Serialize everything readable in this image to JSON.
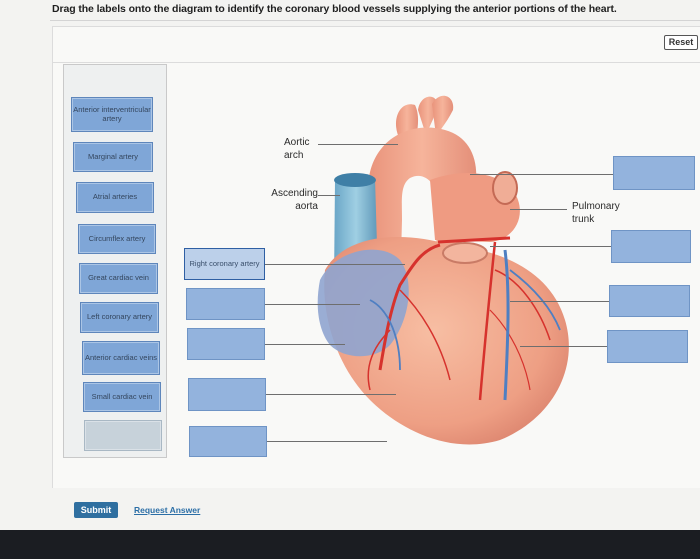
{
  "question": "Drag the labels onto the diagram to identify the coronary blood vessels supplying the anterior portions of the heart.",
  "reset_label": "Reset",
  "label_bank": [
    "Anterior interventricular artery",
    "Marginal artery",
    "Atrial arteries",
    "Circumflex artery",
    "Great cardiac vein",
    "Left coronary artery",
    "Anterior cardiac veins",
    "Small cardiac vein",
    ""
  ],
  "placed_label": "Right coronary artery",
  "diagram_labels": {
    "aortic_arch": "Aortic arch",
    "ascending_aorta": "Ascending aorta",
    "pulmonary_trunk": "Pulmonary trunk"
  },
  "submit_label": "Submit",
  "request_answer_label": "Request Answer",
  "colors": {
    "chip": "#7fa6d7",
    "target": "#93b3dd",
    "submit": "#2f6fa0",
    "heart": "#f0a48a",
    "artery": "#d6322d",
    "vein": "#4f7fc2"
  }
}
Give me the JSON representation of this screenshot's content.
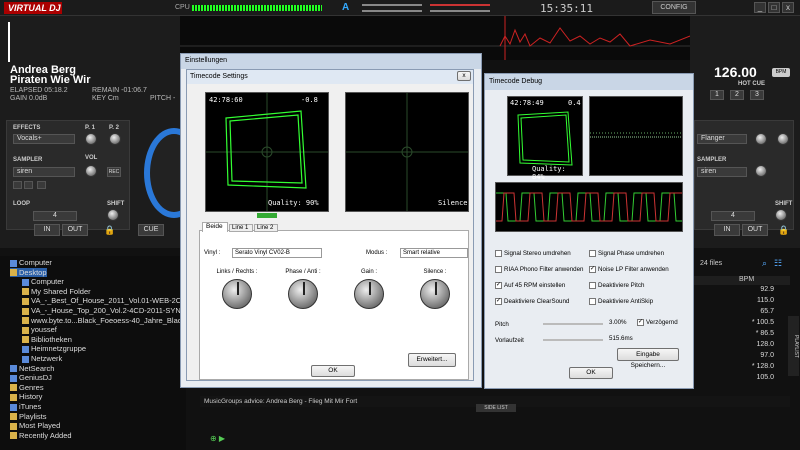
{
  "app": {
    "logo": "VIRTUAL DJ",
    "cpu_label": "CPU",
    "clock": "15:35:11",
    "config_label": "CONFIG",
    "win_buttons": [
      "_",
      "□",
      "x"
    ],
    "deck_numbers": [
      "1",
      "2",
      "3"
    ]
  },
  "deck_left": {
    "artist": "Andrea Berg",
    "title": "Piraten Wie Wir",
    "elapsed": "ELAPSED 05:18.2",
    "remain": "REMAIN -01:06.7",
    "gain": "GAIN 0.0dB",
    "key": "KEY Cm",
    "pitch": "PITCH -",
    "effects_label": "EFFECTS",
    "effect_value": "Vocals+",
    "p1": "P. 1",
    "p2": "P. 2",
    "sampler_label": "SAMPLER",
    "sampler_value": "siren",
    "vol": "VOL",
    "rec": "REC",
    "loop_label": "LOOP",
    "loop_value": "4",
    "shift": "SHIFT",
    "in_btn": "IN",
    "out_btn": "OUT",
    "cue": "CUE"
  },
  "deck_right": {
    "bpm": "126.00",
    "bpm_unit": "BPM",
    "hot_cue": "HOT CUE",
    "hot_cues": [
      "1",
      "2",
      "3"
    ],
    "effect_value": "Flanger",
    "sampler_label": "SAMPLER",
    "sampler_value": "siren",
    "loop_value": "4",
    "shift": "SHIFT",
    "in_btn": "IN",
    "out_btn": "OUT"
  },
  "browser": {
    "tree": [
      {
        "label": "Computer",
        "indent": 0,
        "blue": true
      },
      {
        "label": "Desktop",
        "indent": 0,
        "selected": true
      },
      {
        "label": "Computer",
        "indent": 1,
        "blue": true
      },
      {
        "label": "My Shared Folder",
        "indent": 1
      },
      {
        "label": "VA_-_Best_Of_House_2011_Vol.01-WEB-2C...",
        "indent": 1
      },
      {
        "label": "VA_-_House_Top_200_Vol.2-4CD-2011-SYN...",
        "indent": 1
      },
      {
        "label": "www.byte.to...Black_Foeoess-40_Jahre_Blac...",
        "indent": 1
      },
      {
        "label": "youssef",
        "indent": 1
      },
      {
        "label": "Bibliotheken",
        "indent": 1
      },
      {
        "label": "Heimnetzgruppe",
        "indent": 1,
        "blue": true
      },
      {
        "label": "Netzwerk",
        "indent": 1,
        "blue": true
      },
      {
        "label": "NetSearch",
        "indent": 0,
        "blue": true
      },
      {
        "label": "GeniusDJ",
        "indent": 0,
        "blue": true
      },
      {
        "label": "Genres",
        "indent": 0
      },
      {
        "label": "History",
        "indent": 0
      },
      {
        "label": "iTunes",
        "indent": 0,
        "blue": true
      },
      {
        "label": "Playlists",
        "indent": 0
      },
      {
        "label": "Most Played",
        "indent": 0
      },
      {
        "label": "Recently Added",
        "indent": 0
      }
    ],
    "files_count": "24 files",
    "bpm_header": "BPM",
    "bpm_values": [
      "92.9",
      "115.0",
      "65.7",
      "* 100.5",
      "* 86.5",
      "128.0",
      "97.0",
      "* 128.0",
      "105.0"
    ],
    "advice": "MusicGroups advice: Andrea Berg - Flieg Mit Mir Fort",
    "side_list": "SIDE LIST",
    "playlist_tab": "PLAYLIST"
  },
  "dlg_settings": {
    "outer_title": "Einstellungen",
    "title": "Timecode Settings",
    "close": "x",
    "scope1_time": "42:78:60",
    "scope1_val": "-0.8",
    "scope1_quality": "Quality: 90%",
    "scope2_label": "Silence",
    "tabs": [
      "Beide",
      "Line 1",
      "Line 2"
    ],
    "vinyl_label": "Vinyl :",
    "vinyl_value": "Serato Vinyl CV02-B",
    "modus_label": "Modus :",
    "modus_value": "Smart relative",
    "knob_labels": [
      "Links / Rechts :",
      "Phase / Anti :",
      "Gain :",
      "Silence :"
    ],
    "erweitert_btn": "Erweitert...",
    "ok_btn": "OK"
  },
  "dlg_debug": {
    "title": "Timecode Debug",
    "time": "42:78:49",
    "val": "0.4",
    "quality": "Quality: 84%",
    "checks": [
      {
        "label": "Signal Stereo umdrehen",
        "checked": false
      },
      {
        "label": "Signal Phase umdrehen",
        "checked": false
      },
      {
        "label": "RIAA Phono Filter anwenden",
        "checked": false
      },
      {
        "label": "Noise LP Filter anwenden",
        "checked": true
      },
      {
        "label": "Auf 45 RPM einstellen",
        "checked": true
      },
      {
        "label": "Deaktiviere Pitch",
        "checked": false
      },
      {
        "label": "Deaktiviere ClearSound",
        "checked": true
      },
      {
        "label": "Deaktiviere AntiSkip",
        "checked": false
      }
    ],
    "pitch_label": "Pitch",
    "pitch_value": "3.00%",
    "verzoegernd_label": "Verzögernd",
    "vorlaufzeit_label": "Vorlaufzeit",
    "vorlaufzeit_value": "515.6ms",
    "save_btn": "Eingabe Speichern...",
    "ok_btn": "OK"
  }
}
...
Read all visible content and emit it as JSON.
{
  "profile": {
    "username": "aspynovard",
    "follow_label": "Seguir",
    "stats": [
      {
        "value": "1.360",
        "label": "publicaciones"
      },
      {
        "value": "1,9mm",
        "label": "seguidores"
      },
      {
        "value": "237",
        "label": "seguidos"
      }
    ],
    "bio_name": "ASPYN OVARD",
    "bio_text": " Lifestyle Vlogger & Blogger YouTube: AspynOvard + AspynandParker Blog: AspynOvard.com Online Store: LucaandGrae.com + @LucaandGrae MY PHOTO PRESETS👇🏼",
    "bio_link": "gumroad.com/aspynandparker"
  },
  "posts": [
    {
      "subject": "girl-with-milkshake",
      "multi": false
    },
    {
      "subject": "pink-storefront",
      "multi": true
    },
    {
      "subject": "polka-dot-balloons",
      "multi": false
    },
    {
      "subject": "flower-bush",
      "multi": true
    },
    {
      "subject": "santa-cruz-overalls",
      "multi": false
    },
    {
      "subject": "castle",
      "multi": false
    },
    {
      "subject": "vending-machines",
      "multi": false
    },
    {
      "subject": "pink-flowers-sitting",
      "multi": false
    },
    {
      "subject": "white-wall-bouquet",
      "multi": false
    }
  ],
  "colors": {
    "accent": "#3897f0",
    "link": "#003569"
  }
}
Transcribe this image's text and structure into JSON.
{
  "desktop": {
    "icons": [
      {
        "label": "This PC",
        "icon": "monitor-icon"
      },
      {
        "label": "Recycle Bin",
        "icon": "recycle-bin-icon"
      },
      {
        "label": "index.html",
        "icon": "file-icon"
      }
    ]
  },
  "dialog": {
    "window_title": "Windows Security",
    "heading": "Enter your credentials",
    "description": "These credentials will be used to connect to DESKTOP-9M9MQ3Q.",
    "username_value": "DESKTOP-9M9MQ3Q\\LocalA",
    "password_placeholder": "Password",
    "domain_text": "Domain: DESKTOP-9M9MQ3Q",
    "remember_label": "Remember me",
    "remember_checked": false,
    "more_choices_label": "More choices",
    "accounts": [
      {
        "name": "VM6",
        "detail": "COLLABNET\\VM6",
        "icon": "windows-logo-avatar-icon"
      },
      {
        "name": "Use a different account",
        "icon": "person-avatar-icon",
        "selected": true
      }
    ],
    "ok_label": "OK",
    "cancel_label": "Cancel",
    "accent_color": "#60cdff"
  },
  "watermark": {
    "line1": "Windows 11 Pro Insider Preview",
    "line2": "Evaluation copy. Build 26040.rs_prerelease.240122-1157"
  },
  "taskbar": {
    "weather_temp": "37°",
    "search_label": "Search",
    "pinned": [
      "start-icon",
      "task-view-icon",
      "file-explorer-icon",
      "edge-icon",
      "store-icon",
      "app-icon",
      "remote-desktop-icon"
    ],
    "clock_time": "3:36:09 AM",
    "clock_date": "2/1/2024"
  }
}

• **CHALLENGE**: Which lines above contain the word "artery"? Copy each of them.

• **THE REPLY**:
    "Anterior interventricular artery",
    "Marginal artery",
    "Circumflex artery",
    "Left coronary artery",
  "placed_label": "Right coronary artery",
    "artery": "#d6322d",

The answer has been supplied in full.